• _EXERCISE PROMPT_
Print each of the entries exactly, leaving nothing out.

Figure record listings
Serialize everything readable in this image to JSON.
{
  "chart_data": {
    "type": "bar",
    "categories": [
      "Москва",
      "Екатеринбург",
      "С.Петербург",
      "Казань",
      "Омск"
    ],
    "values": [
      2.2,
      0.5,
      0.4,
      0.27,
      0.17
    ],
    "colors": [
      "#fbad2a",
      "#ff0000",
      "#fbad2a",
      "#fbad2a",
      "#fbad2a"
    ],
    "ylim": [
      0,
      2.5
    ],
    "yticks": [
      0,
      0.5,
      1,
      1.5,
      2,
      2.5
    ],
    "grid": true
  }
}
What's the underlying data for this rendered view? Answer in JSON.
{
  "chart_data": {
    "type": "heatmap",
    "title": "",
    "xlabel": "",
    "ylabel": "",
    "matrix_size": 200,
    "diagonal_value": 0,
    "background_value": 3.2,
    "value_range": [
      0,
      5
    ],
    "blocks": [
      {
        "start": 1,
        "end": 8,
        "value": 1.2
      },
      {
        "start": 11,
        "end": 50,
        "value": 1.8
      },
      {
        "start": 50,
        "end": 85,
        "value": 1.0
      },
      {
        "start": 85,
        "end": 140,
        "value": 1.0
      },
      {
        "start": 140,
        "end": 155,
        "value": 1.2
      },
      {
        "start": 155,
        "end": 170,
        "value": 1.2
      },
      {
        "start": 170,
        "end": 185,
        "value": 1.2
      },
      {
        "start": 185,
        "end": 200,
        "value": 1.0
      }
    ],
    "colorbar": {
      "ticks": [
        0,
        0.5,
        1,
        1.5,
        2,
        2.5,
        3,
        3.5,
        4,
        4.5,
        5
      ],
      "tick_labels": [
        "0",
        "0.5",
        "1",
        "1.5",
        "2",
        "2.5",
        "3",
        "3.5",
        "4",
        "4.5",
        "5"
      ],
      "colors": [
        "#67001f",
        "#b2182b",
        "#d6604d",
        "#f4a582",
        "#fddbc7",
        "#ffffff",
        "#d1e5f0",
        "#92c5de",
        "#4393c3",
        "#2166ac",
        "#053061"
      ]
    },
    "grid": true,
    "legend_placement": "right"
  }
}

• _ANSWER FOR THIS EXERCISE_
Serialize everything readable in this image to JSON.
{
  "chart_data": {
    "type": "bar",
    "categories": [
      "Москва",
      "Екатеринбург",
      "С.Петербург",
      "Казань",
      "Омск"
    ],
    "values": [
      2.2,
      0.5,
      0.4,
      0.27,
      0.17
    ],
    "colors": [
      "#fbad2a",
      "#ff0000",
      "#fbad2a",
      "#fbad2a",
      "#fbad2a"
    ],
    "ylim": [
      0,
      2.5
    ],
    "yticks": [
      0,
      0.5,
      1,
      1.5,
      2,
      2.5
    ],
    "grid": true
  }
}
What's the underlying data for this rendered view? Answer in JSON.
{
  "chart_data": {
    "type": "heatmap",
    "title": "",
    "xlabel": "",
    "ylabel": "",
    "matrix_size": 200,
    "diagonal_value": 0,
    "background_value": 3.2,
    "value_range": [
      0,
      5
    ],
    "blocks": [
      {
        "start": 1,
        "end": 8,
        "value": 1.2
      },
      {
        "start": 11,
        "end": 50,
        "value": 1.8
      },
      {
        "start": 50,
        "end": 85,
        "value": 1.0
      },
      {
        "start": 85,
        "end": 140,
        "value": 1.0
      },
      {
        "start": 140,
        "end": 155,
        "value": 1.2
      },
      {
        "start": 155,
        "end": 170,
        "value": 1.2
      },
      {
        "start": 170,
        "end": 185,
        "value": 1.2
      },
      {
        "start": 185,
        "end": 200,
        "value": 1.0
      }
    ],
    "colorbar": {
      "ticks": [
        0,
        0.5,
        1,
        1.5,
        2,
        2.5,
        3,
        3.5,
        4,
        4.5,
        5
      ],
      "tick_labels": [
        "0",
        "0.5",
        "1",
        "1.5",
        "2",
        "2.5",
        "3",
        "3.5",
        "4",
        "4.5",
        "5"
      ],
      "colors": [
        "#67001f",
        "#b2182b",
        "#d6604d",
        "#f4a582",
        "#fddbc7",
        "#ffffff",
        "#d1e5f0",
        "#92c5de",
        "#4393c3",
        "#2166ac",
        "#053061"
      ]
    },
    "grid": true,
    "legend_placement": "right"
  }
}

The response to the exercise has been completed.